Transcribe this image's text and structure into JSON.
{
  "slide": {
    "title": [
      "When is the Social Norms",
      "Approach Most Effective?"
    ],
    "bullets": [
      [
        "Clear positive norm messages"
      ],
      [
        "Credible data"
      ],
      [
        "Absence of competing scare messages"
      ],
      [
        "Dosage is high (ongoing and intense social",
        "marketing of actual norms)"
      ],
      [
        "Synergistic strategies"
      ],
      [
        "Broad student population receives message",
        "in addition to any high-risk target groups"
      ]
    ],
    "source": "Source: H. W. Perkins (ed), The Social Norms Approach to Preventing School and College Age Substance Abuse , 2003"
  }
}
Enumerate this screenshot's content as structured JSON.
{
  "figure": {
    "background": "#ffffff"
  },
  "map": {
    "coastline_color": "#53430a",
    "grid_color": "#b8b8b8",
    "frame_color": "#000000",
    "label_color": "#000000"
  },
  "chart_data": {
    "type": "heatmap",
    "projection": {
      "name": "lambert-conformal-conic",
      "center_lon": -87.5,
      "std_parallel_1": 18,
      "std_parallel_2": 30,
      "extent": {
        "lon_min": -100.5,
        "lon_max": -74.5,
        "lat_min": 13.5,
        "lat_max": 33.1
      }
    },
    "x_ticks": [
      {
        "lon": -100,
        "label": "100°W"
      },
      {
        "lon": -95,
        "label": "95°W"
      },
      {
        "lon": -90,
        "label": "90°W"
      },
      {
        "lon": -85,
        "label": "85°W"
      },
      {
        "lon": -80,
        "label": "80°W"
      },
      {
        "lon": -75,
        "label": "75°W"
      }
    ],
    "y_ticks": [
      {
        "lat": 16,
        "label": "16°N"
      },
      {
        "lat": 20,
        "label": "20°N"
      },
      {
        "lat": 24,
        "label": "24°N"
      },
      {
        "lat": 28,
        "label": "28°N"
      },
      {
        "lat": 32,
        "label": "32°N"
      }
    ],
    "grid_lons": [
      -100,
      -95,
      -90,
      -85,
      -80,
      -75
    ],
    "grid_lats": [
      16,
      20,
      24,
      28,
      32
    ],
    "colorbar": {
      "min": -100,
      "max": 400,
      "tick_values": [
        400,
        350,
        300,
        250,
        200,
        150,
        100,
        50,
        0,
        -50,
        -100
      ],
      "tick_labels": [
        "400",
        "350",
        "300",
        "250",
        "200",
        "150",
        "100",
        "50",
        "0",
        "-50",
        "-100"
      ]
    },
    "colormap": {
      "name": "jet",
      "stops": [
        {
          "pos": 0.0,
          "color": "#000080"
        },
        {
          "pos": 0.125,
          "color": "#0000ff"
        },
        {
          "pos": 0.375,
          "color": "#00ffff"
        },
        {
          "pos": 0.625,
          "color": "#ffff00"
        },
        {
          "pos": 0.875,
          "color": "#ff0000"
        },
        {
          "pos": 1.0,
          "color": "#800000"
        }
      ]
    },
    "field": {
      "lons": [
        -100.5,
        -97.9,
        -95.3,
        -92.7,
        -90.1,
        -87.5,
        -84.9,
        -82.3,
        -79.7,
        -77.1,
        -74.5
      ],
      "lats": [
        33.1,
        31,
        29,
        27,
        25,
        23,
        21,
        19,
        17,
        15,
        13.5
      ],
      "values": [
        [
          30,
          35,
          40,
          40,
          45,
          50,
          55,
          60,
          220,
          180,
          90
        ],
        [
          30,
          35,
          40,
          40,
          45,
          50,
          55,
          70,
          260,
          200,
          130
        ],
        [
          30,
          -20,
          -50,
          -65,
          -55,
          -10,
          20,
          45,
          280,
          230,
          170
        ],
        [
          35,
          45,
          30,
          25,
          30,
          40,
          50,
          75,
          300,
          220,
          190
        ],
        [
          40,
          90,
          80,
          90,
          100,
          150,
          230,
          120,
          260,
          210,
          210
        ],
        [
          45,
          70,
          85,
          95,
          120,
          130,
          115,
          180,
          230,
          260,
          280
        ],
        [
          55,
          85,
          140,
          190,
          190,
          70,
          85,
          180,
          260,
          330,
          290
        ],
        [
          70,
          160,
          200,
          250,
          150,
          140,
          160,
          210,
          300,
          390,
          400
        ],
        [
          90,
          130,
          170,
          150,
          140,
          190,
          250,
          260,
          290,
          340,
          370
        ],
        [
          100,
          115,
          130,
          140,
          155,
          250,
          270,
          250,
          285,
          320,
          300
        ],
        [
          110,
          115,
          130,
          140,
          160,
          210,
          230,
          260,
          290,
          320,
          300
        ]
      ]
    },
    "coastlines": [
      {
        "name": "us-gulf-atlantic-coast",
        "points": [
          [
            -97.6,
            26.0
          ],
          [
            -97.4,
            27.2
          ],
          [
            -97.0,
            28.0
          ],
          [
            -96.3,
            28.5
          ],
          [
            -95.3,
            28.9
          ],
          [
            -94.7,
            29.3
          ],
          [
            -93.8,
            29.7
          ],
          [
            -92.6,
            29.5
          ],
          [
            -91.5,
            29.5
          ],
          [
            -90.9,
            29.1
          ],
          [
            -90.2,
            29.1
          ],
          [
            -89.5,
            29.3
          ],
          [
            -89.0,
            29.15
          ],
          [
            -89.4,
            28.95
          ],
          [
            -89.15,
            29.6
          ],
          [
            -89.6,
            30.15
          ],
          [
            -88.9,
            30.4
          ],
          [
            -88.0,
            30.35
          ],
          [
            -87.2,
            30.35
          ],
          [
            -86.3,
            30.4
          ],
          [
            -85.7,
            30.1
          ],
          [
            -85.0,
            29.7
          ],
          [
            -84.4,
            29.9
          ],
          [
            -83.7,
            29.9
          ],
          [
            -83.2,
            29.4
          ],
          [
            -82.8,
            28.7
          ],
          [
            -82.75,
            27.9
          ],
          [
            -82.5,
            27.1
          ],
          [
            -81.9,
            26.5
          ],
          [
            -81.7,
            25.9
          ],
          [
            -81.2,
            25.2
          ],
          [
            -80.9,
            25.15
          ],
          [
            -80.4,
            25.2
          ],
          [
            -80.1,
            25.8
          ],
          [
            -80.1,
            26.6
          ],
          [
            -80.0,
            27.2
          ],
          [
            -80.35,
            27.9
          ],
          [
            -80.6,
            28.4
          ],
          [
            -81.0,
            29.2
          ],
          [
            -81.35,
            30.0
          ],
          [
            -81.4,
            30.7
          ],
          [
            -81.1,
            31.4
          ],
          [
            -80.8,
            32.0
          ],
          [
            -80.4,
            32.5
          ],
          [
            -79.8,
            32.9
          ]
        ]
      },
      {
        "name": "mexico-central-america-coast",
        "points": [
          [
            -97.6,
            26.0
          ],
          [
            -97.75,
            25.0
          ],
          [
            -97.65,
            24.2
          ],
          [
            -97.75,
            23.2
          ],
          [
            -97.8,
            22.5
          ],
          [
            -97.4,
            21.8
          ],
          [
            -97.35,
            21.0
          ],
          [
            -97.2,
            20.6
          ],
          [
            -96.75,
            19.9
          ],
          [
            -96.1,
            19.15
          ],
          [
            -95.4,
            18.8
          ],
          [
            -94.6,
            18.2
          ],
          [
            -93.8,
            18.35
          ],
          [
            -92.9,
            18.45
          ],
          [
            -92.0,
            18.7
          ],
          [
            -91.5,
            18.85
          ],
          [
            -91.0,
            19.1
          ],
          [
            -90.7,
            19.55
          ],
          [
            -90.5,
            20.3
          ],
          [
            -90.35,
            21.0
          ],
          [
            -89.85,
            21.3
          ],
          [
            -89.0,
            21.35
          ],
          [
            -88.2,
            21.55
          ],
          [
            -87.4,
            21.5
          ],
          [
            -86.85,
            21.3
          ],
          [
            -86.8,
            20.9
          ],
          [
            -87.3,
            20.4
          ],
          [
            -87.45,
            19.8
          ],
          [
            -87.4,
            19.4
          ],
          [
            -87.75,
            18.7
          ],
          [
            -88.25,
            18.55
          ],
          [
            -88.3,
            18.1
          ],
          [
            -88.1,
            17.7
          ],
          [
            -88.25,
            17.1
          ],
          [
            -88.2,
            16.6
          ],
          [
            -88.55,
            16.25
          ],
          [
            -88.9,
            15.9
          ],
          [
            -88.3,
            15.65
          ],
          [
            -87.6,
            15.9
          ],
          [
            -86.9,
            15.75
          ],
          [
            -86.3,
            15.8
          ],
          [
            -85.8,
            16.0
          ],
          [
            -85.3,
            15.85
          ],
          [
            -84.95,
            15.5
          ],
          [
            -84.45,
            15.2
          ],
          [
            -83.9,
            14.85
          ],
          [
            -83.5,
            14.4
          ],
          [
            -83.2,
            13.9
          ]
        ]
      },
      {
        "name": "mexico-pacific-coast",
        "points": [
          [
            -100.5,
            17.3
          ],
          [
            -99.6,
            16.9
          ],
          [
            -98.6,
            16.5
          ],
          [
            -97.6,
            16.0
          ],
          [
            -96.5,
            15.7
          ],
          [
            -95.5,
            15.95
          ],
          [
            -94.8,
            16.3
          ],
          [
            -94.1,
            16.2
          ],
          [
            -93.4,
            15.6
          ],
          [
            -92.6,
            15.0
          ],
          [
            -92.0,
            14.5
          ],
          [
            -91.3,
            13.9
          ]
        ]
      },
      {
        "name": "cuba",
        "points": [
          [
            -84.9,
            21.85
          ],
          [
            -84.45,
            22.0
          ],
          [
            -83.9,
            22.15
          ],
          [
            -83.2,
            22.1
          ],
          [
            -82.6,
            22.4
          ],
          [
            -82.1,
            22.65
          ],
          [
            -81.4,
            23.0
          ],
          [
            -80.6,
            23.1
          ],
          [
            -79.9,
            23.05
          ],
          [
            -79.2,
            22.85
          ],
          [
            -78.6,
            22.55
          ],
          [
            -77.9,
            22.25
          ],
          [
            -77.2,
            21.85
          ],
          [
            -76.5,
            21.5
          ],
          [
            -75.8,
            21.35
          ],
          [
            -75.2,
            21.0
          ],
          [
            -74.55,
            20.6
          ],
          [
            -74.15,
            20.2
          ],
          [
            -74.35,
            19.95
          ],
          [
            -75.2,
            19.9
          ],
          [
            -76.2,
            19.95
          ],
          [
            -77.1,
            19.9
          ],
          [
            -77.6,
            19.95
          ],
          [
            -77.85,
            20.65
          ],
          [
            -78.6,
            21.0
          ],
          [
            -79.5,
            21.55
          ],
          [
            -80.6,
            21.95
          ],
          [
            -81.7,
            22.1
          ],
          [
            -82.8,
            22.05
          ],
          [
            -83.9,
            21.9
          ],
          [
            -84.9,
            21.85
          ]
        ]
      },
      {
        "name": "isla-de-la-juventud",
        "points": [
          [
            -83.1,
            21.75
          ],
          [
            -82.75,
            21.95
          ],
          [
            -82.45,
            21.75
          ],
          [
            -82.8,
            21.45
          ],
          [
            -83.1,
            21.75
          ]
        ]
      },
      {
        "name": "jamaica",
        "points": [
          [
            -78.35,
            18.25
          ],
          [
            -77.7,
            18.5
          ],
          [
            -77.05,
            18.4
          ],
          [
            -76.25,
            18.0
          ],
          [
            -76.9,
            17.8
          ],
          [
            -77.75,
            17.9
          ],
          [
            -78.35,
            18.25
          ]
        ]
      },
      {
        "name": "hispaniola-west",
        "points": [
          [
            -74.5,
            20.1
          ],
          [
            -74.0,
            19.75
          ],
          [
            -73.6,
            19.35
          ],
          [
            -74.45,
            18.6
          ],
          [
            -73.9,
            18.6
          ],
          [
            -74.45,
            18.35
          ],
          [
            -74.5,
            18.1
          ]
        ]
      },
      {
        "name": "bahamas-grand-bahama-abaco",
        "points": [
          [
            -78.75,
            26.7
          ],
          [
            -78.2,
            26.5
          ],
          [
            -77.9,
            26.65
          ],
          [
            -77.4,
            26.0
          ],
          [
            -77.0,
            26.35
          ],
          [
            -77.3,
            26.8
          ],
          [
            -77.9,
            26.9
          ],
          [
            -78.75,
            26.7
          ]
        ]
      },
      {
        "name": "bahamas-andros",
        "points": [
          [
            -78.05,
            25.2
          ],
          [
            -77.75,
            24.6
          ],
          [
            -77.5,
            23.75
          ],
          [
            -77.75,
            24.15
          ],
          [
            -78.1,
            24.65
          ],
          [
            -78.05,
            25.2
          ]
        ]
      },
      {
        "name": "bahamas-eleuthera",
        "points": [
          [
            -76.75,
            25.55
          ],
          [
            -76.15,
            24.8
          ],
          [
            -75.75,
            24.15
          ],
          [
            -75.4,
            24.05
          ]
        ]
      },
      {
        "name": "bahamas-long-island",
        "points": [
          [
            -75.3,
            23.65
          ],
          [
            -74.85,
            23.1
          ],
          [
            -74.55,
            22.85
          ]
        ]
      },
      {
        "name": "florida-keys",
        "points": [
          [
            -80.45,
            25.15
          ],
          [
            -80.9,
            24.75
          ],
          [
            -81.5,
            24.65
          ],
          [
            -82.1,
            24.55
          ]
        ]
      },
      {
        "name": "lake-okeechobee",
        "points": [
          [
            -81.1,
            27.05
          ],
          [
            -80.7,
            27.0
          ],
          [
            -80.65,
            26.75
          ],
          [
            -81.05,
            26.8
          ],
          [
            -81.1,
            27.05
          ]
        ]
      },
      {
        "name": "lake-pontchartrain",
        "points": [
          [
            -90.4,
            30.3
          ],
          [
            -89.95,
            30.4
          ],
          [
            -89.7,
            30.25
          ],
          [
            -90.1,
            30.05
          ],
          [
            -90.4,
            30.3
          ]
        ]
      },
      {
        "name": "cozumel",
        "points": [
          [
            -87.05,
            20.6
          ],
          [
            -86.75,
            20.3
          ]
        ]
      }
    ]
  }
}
________________
* WORK TO DO
Track down the lines that include the word "high" and copy them.

* ANSWER TO THE EXERCISE
        "Dosage is high (ongoing and intense social",
        "in addition to any high-risk target groups"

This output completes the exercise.